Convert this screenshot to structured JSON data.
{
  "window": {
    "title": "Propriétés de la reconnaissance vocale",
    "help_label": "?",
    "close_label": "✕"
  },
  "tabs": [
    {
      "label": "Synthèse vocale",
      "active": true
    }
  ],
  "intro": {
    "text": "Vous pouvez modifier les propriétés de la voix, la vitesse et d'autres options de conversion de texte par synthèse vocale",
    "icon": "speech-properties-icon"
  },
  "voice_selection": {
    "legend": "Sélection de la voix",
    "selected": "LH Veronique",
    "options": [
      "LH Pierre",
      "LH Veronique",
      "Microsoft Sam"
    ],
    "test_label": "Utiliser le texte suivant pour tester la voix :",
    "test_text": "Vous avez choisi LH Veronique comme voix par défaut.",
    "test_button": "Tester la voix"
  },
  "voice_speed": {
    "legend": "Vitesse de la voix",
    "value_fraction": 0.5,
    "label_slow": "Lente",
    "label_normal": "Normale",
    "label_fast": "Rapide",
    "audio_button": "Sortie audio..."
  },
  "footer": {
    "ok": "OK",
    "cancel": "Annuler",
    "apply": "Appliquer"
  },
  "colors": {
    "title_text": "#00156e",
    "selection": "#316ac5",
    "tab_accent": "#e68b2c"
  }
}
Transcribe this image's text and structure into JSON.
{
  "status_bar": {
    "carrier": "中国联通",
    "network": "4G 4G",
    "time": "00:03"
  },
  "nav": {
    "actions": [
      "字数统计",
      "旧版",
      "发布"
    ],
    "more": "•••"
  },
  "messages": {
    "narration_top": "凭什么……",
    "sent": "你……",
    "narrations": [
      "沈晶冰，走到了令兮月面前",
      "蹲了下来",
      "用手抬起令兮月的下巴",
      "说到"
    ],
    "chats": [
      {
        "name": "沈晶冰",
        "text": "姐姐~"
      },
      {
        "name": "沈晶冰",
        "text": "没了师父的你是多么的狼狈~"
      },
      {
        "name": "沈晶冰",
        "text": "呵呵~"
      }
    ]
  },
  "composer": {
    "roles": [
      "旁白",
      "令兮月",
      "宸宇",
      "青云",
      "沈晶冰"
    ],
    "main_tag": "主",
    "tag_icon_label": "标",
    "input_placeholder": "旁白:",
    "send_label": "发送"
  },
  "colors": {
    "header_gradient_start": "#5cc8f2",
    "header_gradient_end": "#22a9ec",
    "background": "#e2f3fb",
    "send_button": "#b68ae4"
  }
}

• [STATED TASK] Set all of the entries down again, exactly as they were given.

• [OUTPUT BELOW]
Convert this screenshot to structured JSON data.
{
  "window": {
    "title": "Propriétés de la reconnaissance vocale",
    "help_label": "?",
    "close_label": "✕"
  },
  "tabs": [
    {
      "label": "Synthèse vocale",
      "active": true
    }
  ],
  "intro": {
    "text": "Vous pouvez modifier les propriétés de la voix, la vitesse et d'autres options de conversion de texte par synthèse vocale",
    "icon": "speech-properties-icon"
  },
  "voice_selection": {
    "legend": "Sélection de la voix",
    "selected": "LH Veronique",
    "options": [
      "LH Pierre",
      "LH Veronique",
      "Microsoft Sam"
    ],
    "test_label": "Utiliser le texte suivant pour tester la voix :",
    "test_text": "Vous avez choisi LH Veronique comme voix par défaut.",
    "test_button": "Tester la voix"
  },
  "voice_speed": {
    "legend": "Vitesse de la voix",
    "value_fraction": 0.5,
    "label_slow": "Lente",
    "label_normal": "Normale",
    "label_fast": "Rapide",
    "audio_button": "Sortie audio..."
  },
  "footer": {
    "ok": "OK",
    "cancel": "Annuler",
    "apply": "Appliquer"
  },
  "colors": {
    "title_text": "#00156e",
    "selection": "#316ac5",
    "tab_accent": "#e68b2c"
  }
}
Transcribe this image's text and structure into JSON.
{
  "status_bar": {
    "carrier": "中国联通",
    "network": "4G 4G",
    "time": "00:03"
  },
  "nav": {
    "actions": [
      "字数统计",
      "旧版",
      "发布"
    ],
    "more": "•••"
  },
  "messages": {
    "narration_top": "凭什么……",
    "sent": "你……",
    "narrations": [
      "沈晶冰，走到了令兮月面前",
      "蹲了下来",
      "用手抬起令兮月的下巴",
      "说到"
    ],
    "chats": [
      {
        "name": "沈晶冰",
        "text": "姐姐~"
      },
      {
        "name": "沈晶冰",
        "text": "没了师父的你是多么的狼狈~"
      },
      {
        "name": "沈晶冰",
        "text": "呵呵~"
      }
    ]
  },
  "composer": {
    "roles": [
      "旁白",
      "令兮月",
      "宸宇",
      "青云",
      "沈晶冰"
    ],
    "main_tag": "主",
    "tag_icon_label": "标",
    "input_placeholder": "旁白:",
    "send_label": "发送"
  },
  "colors": {
    "header_gradient_start": "#5cc8f2",
    "header_gradient_end": "#22a9ec",
    "background": "#e2f3fb",
    "send_button": "#b68ae4"
  }
}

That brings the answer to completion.